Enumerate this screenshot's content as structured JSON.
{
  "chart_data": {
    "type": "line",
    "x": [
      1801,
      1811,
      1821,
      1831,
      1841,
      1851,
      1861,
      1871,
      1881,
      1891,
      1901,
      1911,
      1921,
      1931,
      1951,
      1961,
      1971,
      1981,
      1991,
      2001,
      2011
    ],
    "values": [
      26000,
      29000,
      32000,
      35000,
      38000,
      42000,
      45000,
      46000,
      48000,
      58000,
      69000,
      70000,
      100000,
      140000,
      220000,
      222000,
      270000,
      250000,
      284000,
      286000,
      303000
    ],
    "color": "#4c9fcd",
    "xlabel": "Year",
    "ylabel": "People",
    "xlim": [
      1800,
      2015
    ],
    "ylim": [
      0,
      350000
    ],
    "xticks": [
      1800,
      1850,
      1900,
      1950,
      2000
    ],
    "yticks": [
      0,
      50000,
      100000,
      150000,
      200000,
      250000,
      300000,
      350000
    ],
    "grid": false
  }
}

----------

Written problem:
Output the whole listing above again, word for word.

Written solution:
Enumerate this screenshot's content as structured JSON.
{
  "chart_data": {
    "type": "line",
    "x": [
      1801,
      1811,
      1821,
      1831,
      1841,
      1851,
      1861,
      1871,
      1881,
      1891,
      1901,
      1911,
      1921,
      1931,
      1951,
      1961,
      1971,
      1981,
      1991,
      2001,
      2011
    ],
    "values": [
      26000,
      29000,
      32000,
      35000,
      38000,
      42000,
      45000,
      46000,
      48000,
      58000,
      69000,
      70000,
      100000,
      140000,
      220000,
      222000,
      270000,
      250000,
      284000,
      286000,
      303000
    ],
    "color": "#4c9fcd",
    "xlabel": "Year",
    "ylabel": "People",
    "xlim": [
      1800,
      2015
    ],
    "ylim": [
      0,
      350000
    ],
    "xticks": [
      1800,
      1850,
      1900,
      1950,
      2000
    ],
    "yticks": [
      0,
      50000,
      100000,
      150000,
      200000,
      250000,
      300000,
      350000
    ],
    "grid": false
  }
}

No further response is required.